Régime spécial de retraite SNCF : quand le Président de la République juge "indigne" la situation… et que la vérité doit (enfin) être dite !
Par Rémy AUFRERE, syndicaliste cheminot
Mis en ligne le 15 septembre 2007

Le Président de la République a déclaré qu’il changerait la situation "indigne" des régimes spéciaux de retraite. "La vérité, c’est qu’il existe des régimes spéciaux de retraite qui ne correspondent pas à des métiers pénibles et qu’il existe des métiers pénibles qui ne correspondent pas à un régime spécial de retraite", a-t-il expliqué. "Je vais changer cette situation parce qu’elle est indigne".

Le terme vise clairement les régimes spéciaux dont celui des cheminots. Ainsi le monde cheminot est quasiment frappé par une "indignité nationale" puisque le mot est porté par le président de tous les français.

Nul doute que cet excès d’indignité, les cheminots ne le méritent pas.

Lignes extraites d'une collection
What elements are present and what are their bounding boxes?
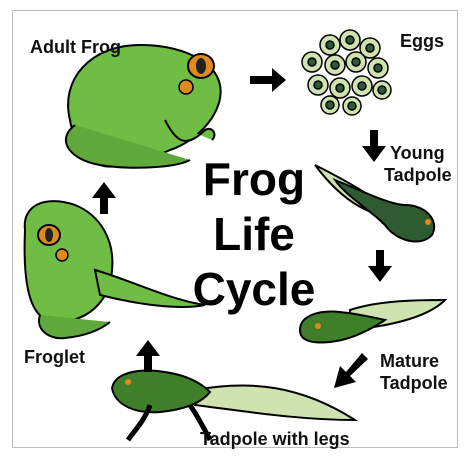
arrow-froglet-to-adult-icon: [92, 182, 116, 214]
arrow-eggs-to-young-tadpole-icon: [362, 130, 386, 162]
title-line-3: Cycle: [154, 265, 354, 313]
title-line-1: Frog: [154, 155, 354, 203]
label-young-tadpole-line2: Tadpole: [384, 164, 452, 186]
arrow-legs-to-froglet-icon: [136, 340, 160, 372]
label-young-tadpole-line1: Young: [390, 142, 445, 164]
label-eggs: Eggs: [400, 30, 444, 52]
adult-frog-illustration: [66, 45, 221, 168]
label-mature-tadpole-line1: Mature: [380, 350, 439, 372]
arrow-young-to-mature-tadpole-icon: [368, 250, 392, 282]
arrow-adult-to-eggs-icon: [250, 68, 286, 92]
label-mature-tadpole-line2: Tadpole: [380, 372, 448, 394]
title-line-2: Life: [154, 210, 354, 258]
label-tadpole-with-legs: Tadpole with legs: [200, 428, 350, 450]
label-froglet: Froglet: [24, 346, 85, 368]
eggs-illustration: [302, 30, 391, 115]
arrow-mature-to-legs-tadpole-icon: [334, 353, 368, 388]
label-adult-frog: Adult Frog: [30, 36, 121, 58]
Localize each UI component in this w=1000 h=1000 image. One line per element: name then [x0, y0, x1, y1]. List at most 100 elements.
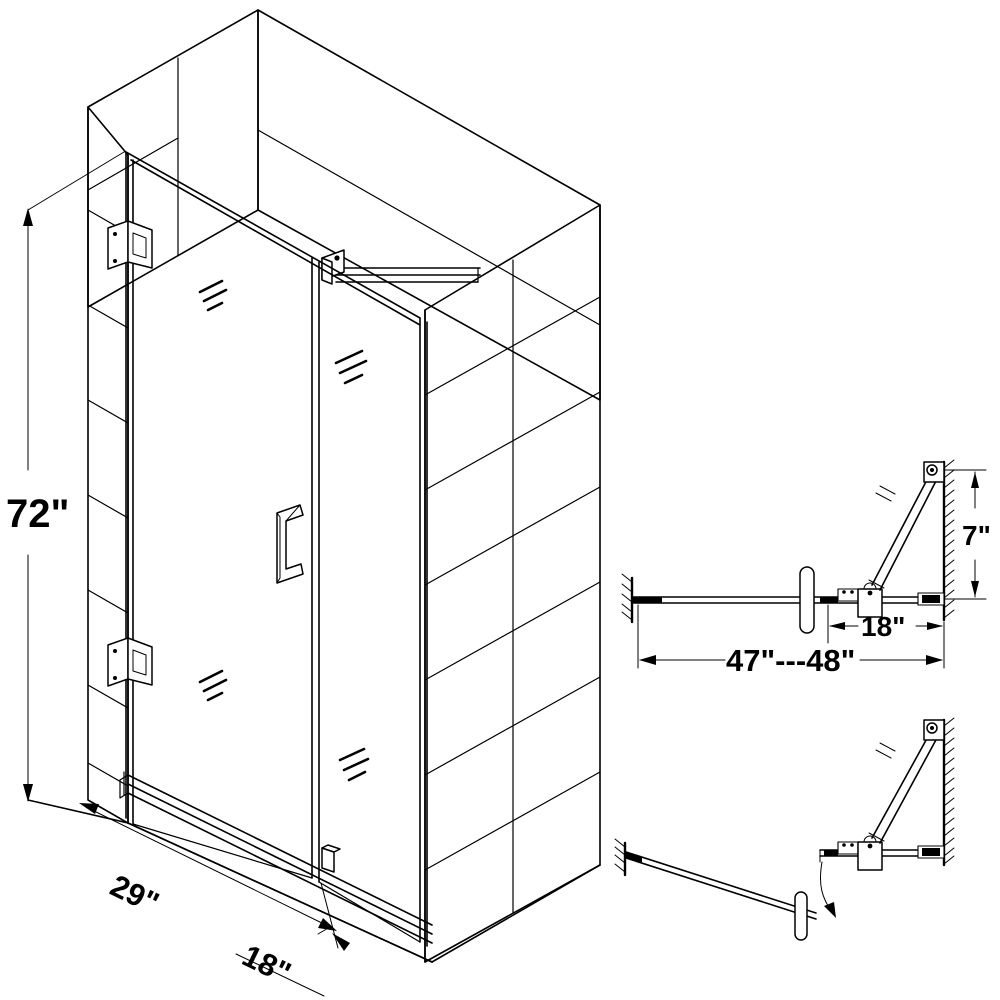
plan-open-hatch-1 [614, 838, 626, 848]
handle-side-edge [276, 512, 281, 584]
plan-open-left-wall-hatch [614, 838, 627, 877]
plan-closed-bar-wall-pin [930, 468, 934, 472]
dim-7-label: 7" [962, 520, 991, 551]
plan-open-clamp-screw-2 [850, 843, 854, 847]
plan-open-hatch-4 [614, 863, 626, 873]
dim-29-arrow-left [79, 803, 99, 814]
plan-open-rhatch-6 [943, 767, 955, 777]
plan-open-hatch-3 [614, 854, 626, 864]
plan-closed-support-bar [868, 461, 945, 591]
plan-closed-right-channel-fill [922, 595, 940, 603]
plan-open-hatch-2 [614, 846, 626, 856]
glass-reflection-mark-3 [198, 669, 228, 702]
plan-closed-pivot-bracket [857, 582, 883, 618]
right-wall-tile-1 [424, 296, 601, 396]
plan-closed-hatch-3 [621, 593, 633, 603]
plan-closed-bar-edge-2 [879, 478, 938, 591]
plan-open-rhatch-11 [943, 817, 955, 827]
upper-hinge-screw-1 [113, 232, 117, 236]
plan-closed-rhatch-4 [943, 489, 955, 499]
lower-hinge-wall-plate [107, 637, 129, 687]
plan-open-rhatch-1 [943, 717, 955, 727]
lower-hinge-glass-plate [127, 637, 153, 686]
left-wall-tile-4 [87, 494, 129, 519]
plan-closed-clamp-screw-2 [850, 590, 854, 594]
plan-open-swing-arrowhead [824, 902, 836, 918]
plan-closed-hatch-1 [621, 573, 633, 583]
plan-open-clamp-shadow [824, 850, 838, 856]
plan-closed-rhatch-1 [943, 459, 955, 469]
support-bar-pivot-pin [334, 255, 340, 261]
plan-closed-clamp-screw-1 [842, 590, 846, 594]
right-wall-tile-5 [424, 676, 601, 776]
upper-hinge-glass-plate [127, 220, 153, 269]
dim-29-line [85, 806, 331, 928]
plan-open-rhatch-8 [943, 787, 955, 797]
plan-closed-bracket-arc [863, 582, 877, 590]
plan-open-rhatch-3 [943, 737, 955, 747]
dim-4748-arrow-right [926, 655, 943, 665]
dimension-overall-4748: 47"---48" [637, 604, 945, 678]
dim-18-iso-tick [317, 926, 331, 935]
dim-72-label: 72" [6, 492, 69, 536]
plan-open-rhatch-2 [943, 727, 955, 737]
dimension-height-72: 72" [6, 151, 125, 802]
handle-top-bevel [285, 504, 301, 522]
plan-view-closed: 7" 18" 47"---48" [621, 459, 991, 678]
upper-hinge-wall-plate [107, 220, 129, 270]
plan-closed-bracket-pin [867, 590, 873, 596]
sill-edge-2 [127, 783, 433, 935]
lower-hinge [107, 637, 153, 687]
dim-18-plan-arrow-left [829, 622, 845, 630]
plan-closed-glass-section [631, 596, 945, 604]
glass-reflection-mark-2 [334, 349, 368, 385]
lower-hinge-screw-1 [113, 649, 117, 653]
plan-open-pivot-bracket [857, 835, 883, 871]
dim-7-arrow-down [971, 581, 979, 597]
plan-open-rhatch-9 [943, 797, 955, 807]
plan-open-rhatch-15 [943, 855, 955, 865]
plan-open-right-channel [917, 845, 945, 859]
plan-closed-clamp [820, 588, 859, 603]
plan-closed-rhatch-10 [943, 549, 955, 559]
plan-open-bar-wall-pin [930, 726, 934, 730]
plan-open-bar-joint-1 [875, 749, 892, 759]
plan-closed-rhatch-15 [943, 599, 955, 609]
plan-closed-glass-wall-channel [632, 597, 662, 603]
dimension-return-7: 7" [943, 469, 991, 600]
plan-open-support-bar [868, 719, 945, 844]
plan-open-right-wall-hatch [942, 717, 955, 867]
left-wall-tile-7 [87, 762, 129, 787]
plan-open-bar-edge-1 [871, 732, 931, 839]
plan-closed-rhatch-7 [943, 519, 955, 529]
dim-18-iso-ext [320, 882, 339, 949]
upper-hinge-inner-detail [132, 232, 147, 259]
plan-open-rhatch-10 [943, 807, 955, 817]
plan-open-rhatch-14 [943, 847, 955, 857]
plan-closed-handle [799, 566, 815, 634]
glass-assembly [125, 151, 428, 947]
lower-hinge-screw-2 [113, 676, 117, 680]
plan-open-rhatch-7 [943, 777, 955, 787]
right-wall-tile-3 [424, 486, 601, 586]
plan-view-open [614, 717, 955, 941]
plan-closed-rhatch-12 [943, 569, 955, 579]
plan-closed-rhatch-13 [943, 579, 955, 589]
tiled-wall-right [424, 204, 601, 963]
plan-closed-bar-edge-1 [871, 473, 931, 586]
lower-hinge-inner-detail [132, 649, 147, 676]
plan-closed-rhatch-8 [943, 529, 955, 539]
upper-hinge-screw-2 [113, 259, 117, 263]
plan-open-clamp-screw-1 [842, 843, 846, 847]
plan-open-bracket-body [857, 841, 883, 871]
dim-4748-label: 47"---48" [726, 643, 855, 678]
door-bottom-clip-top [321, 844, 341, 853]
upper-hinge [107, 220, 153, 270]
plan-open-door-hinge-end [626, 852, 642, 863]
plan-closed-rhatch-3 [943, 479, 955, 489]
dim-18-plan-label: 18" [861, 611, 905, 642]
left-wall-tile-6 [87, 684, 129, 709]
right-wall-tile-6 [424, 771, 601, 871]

==

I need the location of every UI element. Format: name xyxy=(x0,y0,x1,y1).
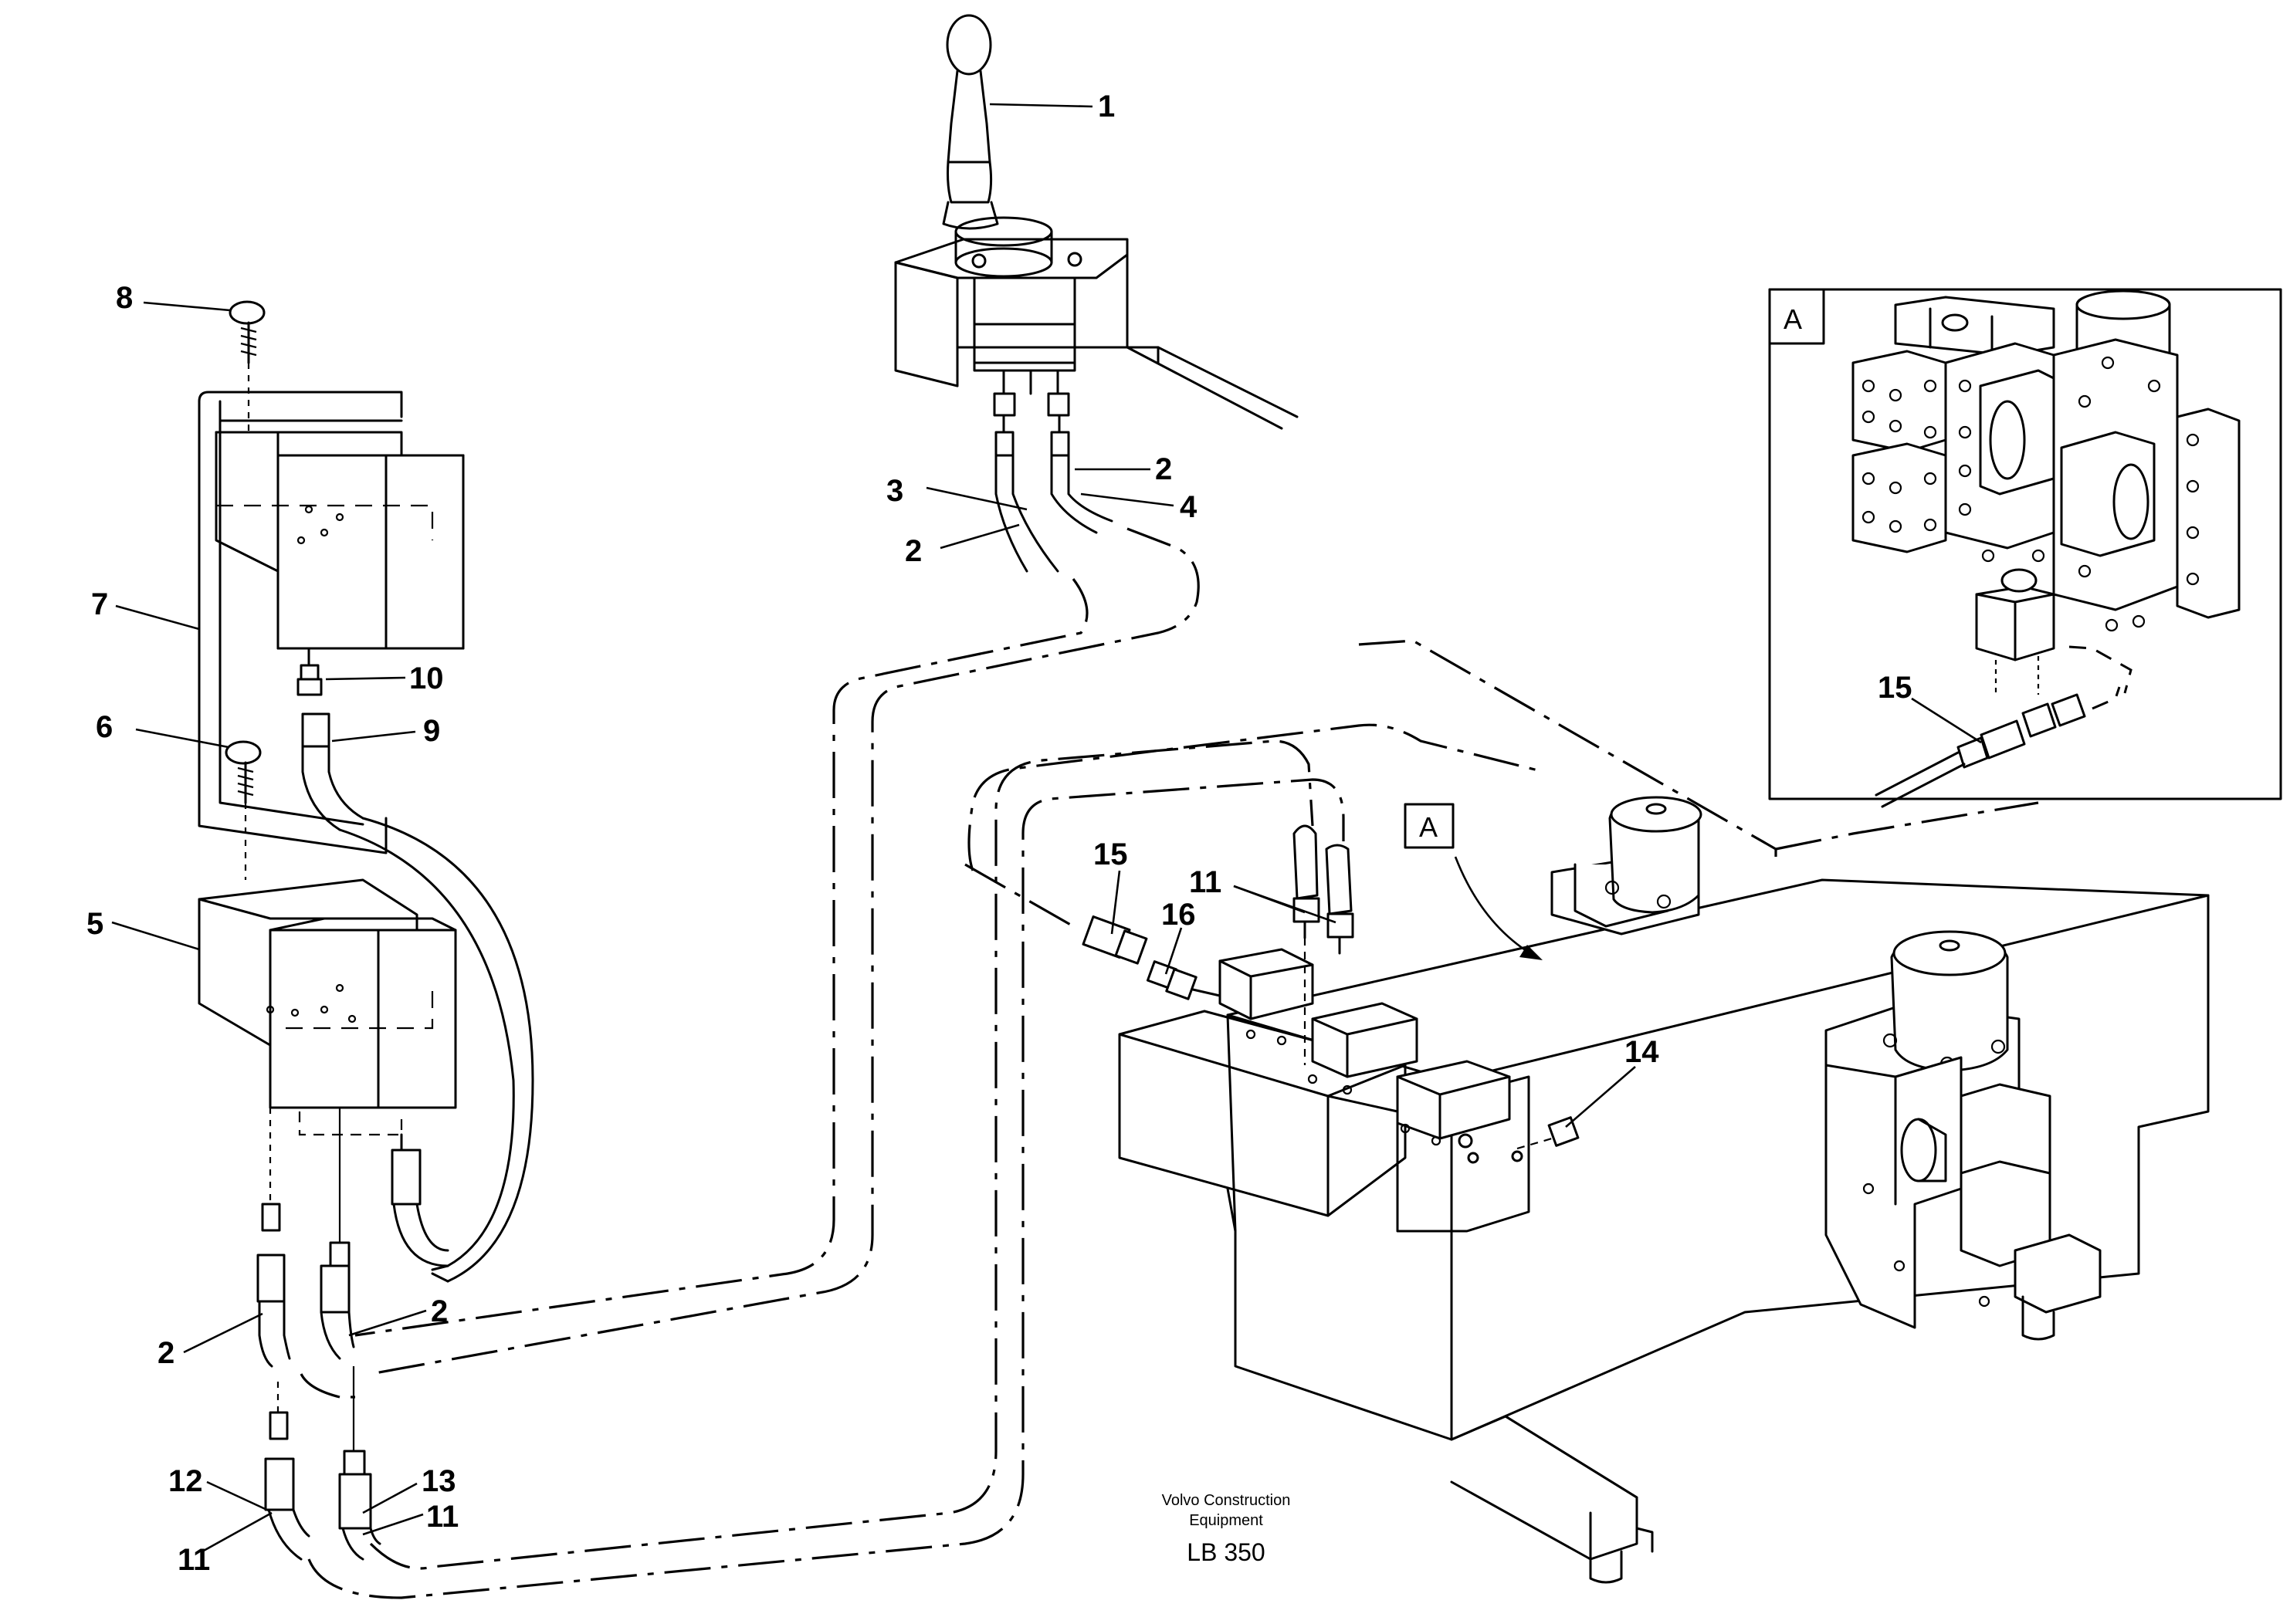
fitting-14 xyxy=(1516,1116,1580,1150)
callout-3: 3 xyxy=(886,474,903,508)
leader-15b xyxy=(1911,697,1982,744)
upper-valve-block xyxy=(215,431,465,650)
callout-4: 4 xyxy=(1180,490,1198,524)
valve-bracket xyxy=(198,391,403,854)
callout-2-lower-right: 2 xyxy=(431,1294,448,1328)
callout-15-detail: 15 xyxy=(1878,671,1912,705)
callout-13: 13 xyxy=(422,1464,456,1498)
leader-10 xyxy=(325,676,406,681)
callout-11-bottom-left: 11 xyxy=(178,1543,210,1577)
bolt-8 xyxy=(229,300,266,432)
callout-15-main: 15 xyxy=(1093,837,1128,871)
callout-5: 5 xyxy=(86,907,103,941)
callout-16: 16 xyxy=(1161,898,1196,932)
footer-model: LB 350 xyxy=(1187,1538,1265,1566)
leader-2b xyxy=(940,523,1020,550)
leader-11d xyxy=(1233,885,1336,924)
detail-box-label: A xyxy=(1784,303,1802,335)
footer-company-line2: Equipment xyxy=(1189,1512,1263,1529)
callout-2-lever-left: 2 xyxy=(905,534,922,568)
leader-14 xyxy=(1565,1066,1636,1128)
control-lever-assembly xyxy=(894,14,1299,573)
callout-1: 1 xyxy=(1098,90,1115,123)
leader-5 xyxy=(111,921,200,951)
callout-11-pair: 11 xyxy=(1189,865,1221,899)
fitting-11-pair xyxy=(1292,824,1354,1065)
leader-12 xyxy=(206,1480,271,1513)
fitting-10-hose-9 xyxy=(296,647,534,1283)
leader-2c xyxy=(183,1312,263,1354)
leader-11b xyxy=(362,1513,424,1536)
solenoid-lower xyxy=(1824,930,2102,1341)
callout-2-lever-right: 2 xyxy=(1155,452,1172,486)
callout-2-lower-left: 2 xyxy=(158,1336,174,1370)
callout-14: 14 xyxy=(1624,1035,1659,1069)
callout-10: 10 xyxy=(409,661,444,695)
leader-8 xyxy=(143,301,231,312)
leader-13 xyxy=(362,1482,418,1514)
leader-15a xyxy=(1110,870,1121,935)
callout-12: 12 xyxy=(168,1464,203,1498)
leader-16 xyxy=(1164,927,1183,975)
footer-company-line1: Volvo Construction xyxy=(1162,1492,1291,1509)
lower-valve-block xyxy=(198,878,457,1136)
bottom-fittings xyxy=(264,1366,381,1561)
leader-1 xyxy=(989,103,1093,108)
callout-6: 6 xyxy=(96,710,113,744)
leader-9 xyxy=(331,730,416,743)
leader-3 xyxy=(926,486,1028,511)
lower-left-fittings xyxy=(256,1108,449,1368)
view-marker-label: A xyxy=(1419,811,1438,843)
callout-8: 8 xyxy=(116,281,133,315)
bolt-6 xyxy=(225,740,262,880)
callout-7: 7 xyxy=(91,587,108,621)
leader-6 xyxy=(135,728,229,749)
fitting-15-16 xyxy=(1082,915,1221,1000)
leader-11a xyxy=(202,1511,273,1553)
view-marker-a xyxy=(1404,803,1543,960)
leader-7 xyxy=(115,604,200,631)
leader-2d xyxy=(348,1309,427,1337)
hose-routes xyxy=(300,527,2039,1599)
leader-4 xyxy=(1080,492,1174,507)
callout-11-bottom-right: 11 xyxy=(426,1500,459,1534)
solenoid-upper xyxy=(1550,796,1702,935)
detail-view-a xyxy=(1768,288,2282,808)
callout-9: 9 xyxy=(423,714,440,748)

▸ CONSIGNES:
**a.** Dans l'article sur le régime de retraite des cheminots, quel mot le Président de la République emploie-t-il pour qualifier la situation des régimes spéciaux de retraite ?
**b.** Recopiez l'article sur le régime de retraite des cheminots de « Le Président de la République a » jusqu'à « le méritent pas. ».
**c.** Rédigez la suite de l'article sur le régime de retraite des cheminots, en partant de sa dernière phrase.

▸ RÉPONSES FINALES:
**a.** Il la qualifie d'« indigne ».

**b.**
Le Président de la République a déclaré qu’il changerait la situation "indigne" des régimes spéciaux de retraite. "La vérité, c’est qu’il existe des régimes spéciaux de retraite qui ne correspondent pas à des métiers pénibles et qu’il existe des métiers pénibles qui ne correspondent pas à un régime spécial de retraite", a-t-il expliqué. "Je vais changer cette situation parce qu’elle est indigne".

Le terme vise clairement les régimes spéciaux dont celui des cheminots. Ainsi le monde cheminot est quasiment frappé par une "indignité nationale" puisque le mot est porté par le président de tous les français.

Nul doute que cet excès d’indignité, les cheminots ne le méritent pas.

**c.**
Tout simplement parce que la réalité du régime spécial de retraite cheminot est inconnu pour le chef de l’Etat. Ou peut-être le connait-t-il un peu et alors il utilise, telle une vieille recette de marketing politique, l’insulte pour détourner les citoyens des vrais problèmes qui pénalisent le développement de notre pays : la question de l’Etat-nation, des services publics, du progrès social, du pouvoir d’achat, du plein emploi, de l’environnement et du développement durable.

Briser les moyens de contestation sociale (comme pour la restriction du droit de grève) fut une première étape. Porter l’anathème contre 5% des salariés de notre pays ne semble pas représenter un risque politique (et électoraliste) important.

Sauf si les "insultés" parviennent à faire comprendre qu’après les régimes spéciaux de retraite, c’est bien l’ensemble du régime de retraite qui sera remis en cause avec l’allongement accéléré des modes de calcul et un abaissement des pensions de tous les salariés (secteur privé et secteur public).

A nouveau, rétablissons la vérité :

Le taux de remplacement moyen (pension par rapport au dernier salaire) est de 61% quand il est de 65 à 71-73% pour les salariés du régime général. Et cela à durée de cotisation égale. Que 60% des retraités cheminots perçoivent moins de 1389 euros net mensuels et que prés de 14% touchent 985 euros net pour 25 à 28 années d’activité. Est-ce ceux-là que l’on va qualifier de "privilégiés" ?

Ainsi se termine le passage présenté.